— START OF Material —

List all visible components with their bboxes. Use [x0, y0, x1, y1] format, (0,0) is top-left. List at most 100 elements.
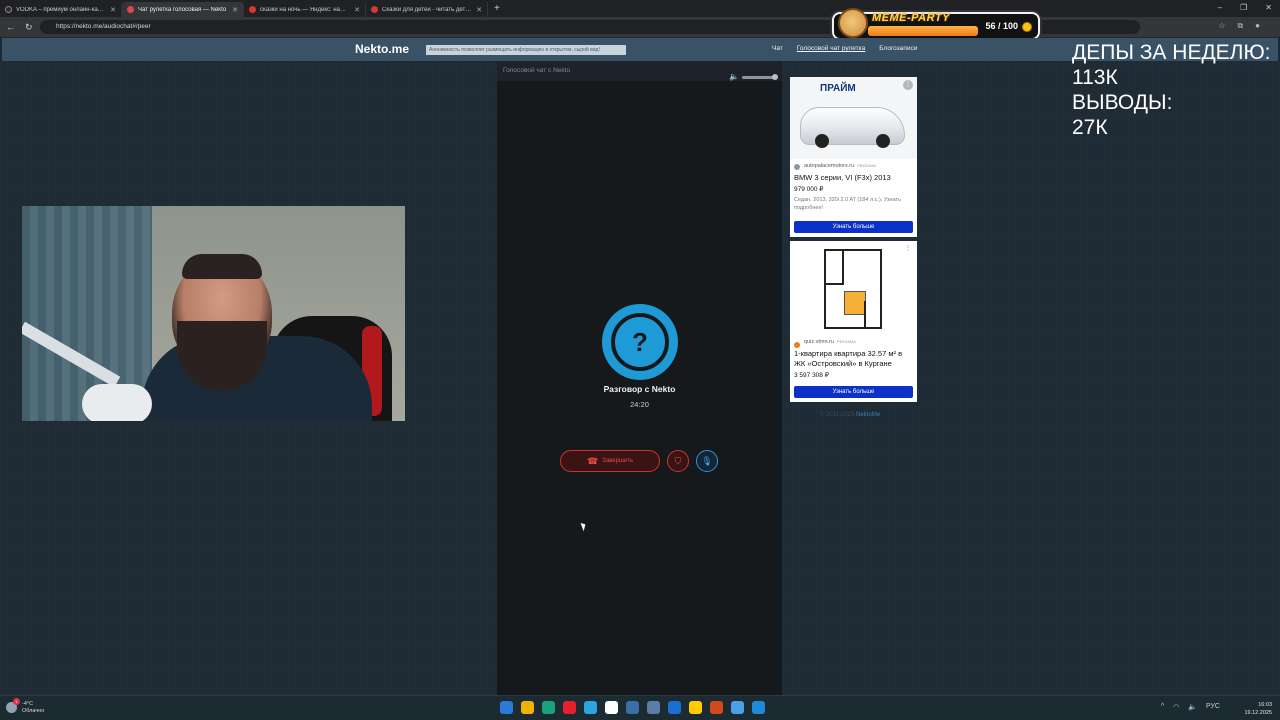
taskbar-app-icon[interactable]	[521, 701, 534, 714]
ad-source: quiz.vtmn.ru РЕКЛАМА	[790, 337, 917, 348]
new-tab-icon[interactable]: +	[494, 3, 500, 14]
taskbar-app-icon[interactable]	[710, 701, 723, 714]
nav-blog[interactable]: Блогозаписи	[879, 45, 917, 52]
close-window-icon[interactable]: ✕	[1265, 3, 1272, 12]
system-clock[interactable]: 16:03 19.12.2025	[1244, 701, 1272, 717]
ad-tag: РЕКЛАМА	[857, 163, 877, 168]
close-icon[interactable]: ✕	[232, 6, 238, 14]
taskbar-app-icon[interactable]	[626, 701, 639, 714]
webcam-microphone	[82, 384, 152, 421]
extensions-icon[interactable]: ⧉	[1237, 21, 1243, 31]
withdrawals-label: ВЫВОДЫ:	[1072, 91, 1173, 114]
weather-desc: Облачно	[22, 708, 45, 714]
ad-cta-button[interactable]: Узнать больше	[794, 386, 913, 398]
floor-plan-image	[824, 249, 882, 329]
notification-badge: 1	[13, 698, 20, 705]
taskbar-app-icon[interactable]	[584, 701, 597, 714]
speaker-icon[interactable]: 🔈	[729, 67, 739, 87]
ad-source-domain: autopalacemotors.ru	[804, 163, 855, 169]
taskbar-app-icon[interactable]	[668, 701, 681, 714]
close-icon[interactable]: ✕	[476, 6, 482, 14]
shield-icon: ⛉	[674, 455, 682, 466]
language-indicator[interactable]: РУС	[1206, 703, 1220, 711]
back-icon[interactable]: ←	[6, 22, 15, 32]
reload-icon[interactable]: ↻	[25, 22, 33, 33]
car-image	[800, 107, 905, 148]
profile-icon[interactable]: ●	[1255, 21, 1260, 31]
browser-tab[interactable]: сказки на ночь — Яндекс: нашлось ✕	[244, 2, 366, 17]
site-nav: Чат Голосовой чат рулетка Блогозаписи	[772, 45, 917, 52]
close-icon[interactable]: ✕	[110, 6, 116, 14]
taskbar-app-icon[interactable]	[752, 701, 765, 714]
webcam-feed	[22, 206, 405, 421]
tab-title: Чат рулетка голосовая — Nekto	[138, 6, 227, 13]
footer-link[interactable]: NektoMe	[856, 412, 880, 418]
ad-price: 3 597 308 ₽	[794, 372, 829, 379]
address-bar: ← ↻ https://nekto.me/audiochat#/peer ☆ ⧉…	[0, 17, 1280, 37]
peer-avatar: ?	[602, 304, 678, 380]
end-call-button[interactable]: ☎ Завершить	[560, 450, 660, 472]
tray-volume-icon[interactable]: 🔈	[1188, 703, 1197, 711]
anonymity-note: Анонимность позволяет размещать информац…	[426, 45, 626, 55]
tab-favicon-icon	[249, 6, 256, 13]
tray-chevron-icon[interactable]: ^	[1161, 703, 1164, 711]
bookmark-icon[interactable]: ☆	[1218, 21, 1225, 31]
deposits-value: 113К	[1072, 66, 1118, 89]
nav-chat[interactable]: Чат	[772, 45, 783, 52]
taskbar-app-icon[interactable]	[542, 701, 555, 714]
minimize-icon[interactable]: –	[1218, 3, 1222, 12]
footer-copyright: © 2011-2025 NektoMe	[820, 412, 880, 418]
clock-date: 19.12.2025	[1244, 710, 1272, 716]
hangup-icon: ☎	[586, 455, 599, 466]
copyright-text: © 2011-2025	[820, 412, 855, 418]
ad-source-domain: quiz.vtmn.ru	[804, 339, 834, 345]
meme-party-widget: MEME-PARTY 56 / 100	[832, 8, 1040, 40]
report-button[interactable]: ⛉	[667, 450, 689, 472]
coin-icon	[1022, 22, 1032, 32]
conversation-timer: 24:20	[630, 400, 649, 409]
ad-price: 979 000 ₽	[794, 186, 824, 193]
taskbar-app-icon[interactable]	[647, 701, 660, 714]
tab-favicon-icon	[5, 6, 12, 13]
microphone-icon: 🎙	[701, 455, 713, 466]
ad-menu-icon[interactable]: ⋮	[903, 80, 913, 90]
volume-control[interactable]: 🔈	[729, 67, 778, 87]
taskbar-app-icon[interactable]	[605, 701, 618, 714]
browser-tab-active[interactable]: Чат рулетка голосовая — Nekto ✕	[122, 2, 244, 17]
ad-headline[interactable]: 1-квартира квартира 32.57 м² в ЖК «Остро…	[790, 345, 917, 369]
meme-progress-bar	[868, 26, 978, 36]
ad-image	[790, 241, 917, 337]
stream-stats-overlay: ДЕПЫ ЗА НЕДЕЛЮ: 113К ВЫВОДЫ: 27К	[1072, 40, 1271, 140]
withdrawals-value: 27К	[1072, 116, 1108, 139]
taskbar-app-icon[interactable]	[689, 701, 702, 714]
tray-wifi-icon[interactable]: ◠	[1173, 703, 1179, 711]
close-icon[interactable]: ✕	[354, 6, 360, 14]
maximize-icon[interactable]: ❐	[1240, 3, 1247, 12]
ad-menu-icon[interactable]: ⋮	[903, 244, 913, 254]
browser-tab[interactable]: VODKA – премиум онлайн-казино ✕	[0, 2, 122, 17]
taskbar-apps	[500, 701, 765, 714]
ad-card-apartment[interactable]: ⋮ quiz.vtmn.ru РЕКЛАМА 1-квартира квартир…	[790, 241, 917, 402]
chat-header-title: Голосовой чат с Nekto	[503, 67, 571, 74]
ad-card-car[interactable]: ПРАЙМ ⋮ autopalacemotors.ru РЕКЛАМА BMW 3…	[790, 77, 917, 237]
nav-voice-roulette[interactable]: Голосовой чат рулетка	[797, 45, 865, 52]
taskbar-app-icon[interactable]	[731, 701, 744, 714]
ad-source: autopalacemotors.ru РЕКЛАМА	[790, 159, 917, 170]
ad-headline[interactable]: BMW 3 серии, VI (F3x) 2013	[790, 169, 917, 183]
taskbar-app-icon[interactable]	[563, 701, 576, 714]
browser-tab[interactable]: Сказки для детей - читать детские ✕	[366, 2, 488, 17]
tab-title: сказки на ночь — Яндекс: нашлось	[260, 6, 351, 13]
weather-widget[interactable]: 1 -4°C Облачно	[6, 698, 45, 715]
end-call-label: Завершить	[602, 458, 633, 464]
tab-title: VODKA – премиум онлайн-казино	[16, 6, 107, 13]
volume-knob[interactable]	[772, 73, 778, 80]
site-logo[interactable]: Nekto.me	[355, 42, 409, 56]
ad-brand: ПРАЙМ	[820, 83, 856, 94]
question-icon: ?	[611, 313, 669, 371]
volume-slider[interactable]	[742, 73, 778, 80]
taskbar-app-icon[interactable]	[500, 701, 513, 714]
ad-cta-button[interactable]: Узнать больше	[794, 221, 913, 233]
mute-button[interactable]: 🎙	[696, 450, 718, 472]
voice-chat-panel: Голосовой чат с Nekto 🔈 ? Разговор с Nek…	[497, 61, 782, 695]
deposits-label: ДЕПЫ ЗА НЕДЕЛЮ:	[1072, 41, 1271, 64]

— END OF Material —

Update the data by swapping every "taskbar-app-icon" for "taskbar-icon" and keeping everything else the same. Leave the pictures out.

## Answer to the task:
List all visible components with their bboxes. Use [x0, y0, x1, y1] format, (0,0) is top-left. List at most 100 elements.
taskbar-icon[interactable]	[521, 701, 534, 714]
ad-source: quiz.vtmn.ru РЕКЛАМА	[790, 337, 917, 348]
new-tab-icon[interactable]: +	[494, 3, 500, 14]
taskbar-icon[interactable]	[710, 701, 723, 714]
nav-blog[interactable]: Блогозаписи	[879, 45, 917, 52]
close-window-icon[interactable]: ✕	[1265, 3, 1272, 12]
system-clock[interactable]: 16:03 19.12.2025	[1244, 701, 1272, 717]
ad-tag: РЕКЛАМА	[857, 163, 877, 168]
close-icon[interactable]: ✕	[232, 6, 238, 14]
taskbar-icon[interactable]	[626, 701, 639, 714]
webcam-microphone	[82, 384, 152, 421]
extensions-icon[interactable]: ⧉	[1237, 21, 1243, 31]
withdrawals-label: ВЫВОДЫ:	[1072, 91, 1173, 114]
weather-desc: Облачно	[22, 708, 45, 714]
ad-cta-button[interactable]: Узнать больше	[794, 386, 913, 398]
floor-plan-image	[824, 249, 882, 329]
notification-badge: 1	[13, 698, 20, 705]
taskbar-icon[interactable]	[584, 701, 597, 714]
speaker-icon[interactable]: 🔈	[729, 67, 739, 87]
ad-source-domain: autopalacemotors.ru	[804, 163, 855, 169]
taskbar-icon[interactable]	[668, 701, 681, 714]
close-icon[interactable]: ✕	[476, 6, 482, 14]
shield-icon: ⛉	[674, 455, 682, 466]
language-indicator[interactable]: РУС	[1206, 703, 1220, 711]
back-icon[interactable]: ←	[6, 22, 15, 32]
reload-icon[interactable]: ↻	[25, 22, 33, 33]
car-image	[800, 107, 905, 148]
profile-icon[interactable]: ●	[1255, 21, 1260, 31]
browser-tab[interactable]: сказки на ночь — Яндекс: нашлось ✕	[244, 2, 366, 17]
site-nav: Чат Голосовой чат рулетка Блогозаписи	[772, 45, 917, 52]
close-icon[interactable]: ✕	[110, 6, 116, 14]
taskbar-icon[interactable]	[752, 701, 765, 714]
webcam-feed	[22, 206, 405, 421]
tab-title: Чат рулетка голосовая — Nekto	[138, 6, 227, 13]
footer-link[interactable]: NektoMe	[856, 412, 880, 418]
ad-price: 3 597 308 ₽	[794, 372, 829, 379]
address-bar: ← ↻ https://nekto.me/audiochat#/peer ☆ ⧉…	[0, 17, 1280, 37]
peer-avatar: ?	[602, 304, 678, 380]
end-call-button[interactable]: ☎ Завершить	[560, 450, 660, 472]
tray-volume-icon[interactable]: 🔈	[1188, 703, 1197, 711]
anonymity-note: Анонимность позволяет размещать информац…	[426, 45, 626, 55]
tab-favicon-icon	[249, 6, 256, 13]
tray-chevron-icon[interactable]: ^	[1161, 703, 1164, 711]
bookmark-icon[interactable]: ☆	[1218, 21, 1225, 31]
deposits-value: 113К	[1072, 66, 1118, 89]
nav-chat[interactable]: Чат	[772, 45, 783, 52]
taskbar-icon[interactable]	[542, 701, 555, 714]
minimize-icon[interactable]: –	[1218, 3, 1222, 12]
footer-copyright: © 2011-2025 NektoMe	[820, 412, 880, 418]
clock-date: 19.12.2025	[1244, 710, 1272, 716]
hangup-icon: ☎	[586, 455, 599, 466]
copyright-text: © 2011-2025	[820, 412, 855, 418]
ad-source-domain: quiz.vtmn.ru	[804, 339, 834, 345]
meme-party-widget: MEME-PARTY 56 / 100	[832, 8, 1040, 40]
report-button[interactable]: ⛉	[667, 450, 689, 472]
coin-icon	[1022, 22, 1032, 32]
conversation-timer: 24:20	[630, 400, 649, 409]
ad-price: 979 000 ₽	[794, 186, 824, 193]
taskbar-icon[interactable]	[647, 701, 660, 714]
tab-favicon-icon	[5, 6, 12, 13]
microphone-icon: 🎙	[701, 455, 713, 466]
ad-menu-icon[interactable]: ⋮	[903, 80, 913, 90]
volume-control[interactable]: 🔈	[729, 67, 778, 87]
taskbar-icon[interactable]	[605, 701, 618, 714]
browser-tab-active[interactable]: Чат рулетка голосовая — Nekto ✕	[122, 2, 244, 17]
ad-headline[interactable]: 1-квартира квартира 32.57 м² в ЖК «Остро…	[790, 345, 917, 369]
meme-progress-bar	[868, 26, 978, 36]
ad-image	[790, 241, 917, 337]
stream-stats-overlay: ДЕПЫ ЗА НЕДЕЛЮ: 113К ВЫВОДЫ: 27К	[1072, 40, 1271, 140]
withdrawals-value: 27К	[1072, 116, 1108, 139]
taskbar-icon[interactable]	[689, 701, 702, 714]
tray-wifi-icon[interactable]: ◠	[1173, 703, 1179, 711]
close-icon[interactable]: ✕	[354, 6, 360, 14]
maximize-icon[interactable]: ❐	[1240, 3, 1247, 12]
ad-menu-icon[interactable]: ⋮	[903, 244, 913, 254]
browser-tab[interactable]: VODKA – премиум онлайн-казино ✕	[0, 2, 122, 17]
taskbar-apps	[500, 701, 765, 714]
ad-card-apartment[interactable]: ⋮ quiz.vtmn.ru РЕКЛАМА 1-квартира квартир…	[790, 241, 917, 402]
chat-header-title: Голосовой чат с Nekto	[503, 67, 571, 74]
ad-card-car[interactable]: ПРАЙМ ⋮ autopalacemotors.ru РЕКЛАМА BMW 3…	[790, 77, 917, 237]
nav-voice-roulette[interactable]: Голосовой чат рулетка	[797, 45, 865, 52]
taskbar-icon[interactable]	[731, 701, 744, 714]
ad-source: autopalacemotors.ru РЕКЛАМА	[790, 159, 917, 170]
ad-headline[interactable]: BMW 3 серии, VI (F3x) 2013	[790, 169, 917, 183]
taskbar-icon[interactable]	[563, 701, 576, 714]
browser-tab[interactable]: Сказки для детей - читать детские ✕	[366, 2, 488, 17]
tab-title: сказки на ночь — Яндекс: нашлось	[260, 6, 351, 13]
weather-widget[interactable]: 1 -4°C Облачно	[6, 698, 45, 715]
end-call-label: Завершить	[602, 458, 633, 464]
tab-title: VODKA – премиум онлайн-казино	[16, 6, 107, 13]
volume-knob[interactable]	[772, 73, 778, 80]
site-logo[interactable]: Nekto.me	[355, 42, 409, 56]
ad-brand: ПРАЙМ	[820, 83, 856, 94]
question-icon: ?	[611, 313, 669, 371]
volume-slider[interactable]	[742, 73, 778, 80]
taskbar-icon[interactable]	[500, 701, 513, 714]
ad-cta-button[interactable]: Узнать больше	[794, 221, 913, 233]
mute-button[interactable]: 🎙	[696, 450, 718, 472]
voice-chat-panel: Голосовой чат с Nekto 🔈 ? Разговор с Nek…	[497, 61, 782, 695]
deposits-label: ДЕПЫ ЗА НЕДЕЛЮ:	[1072, 41, 1271, 64]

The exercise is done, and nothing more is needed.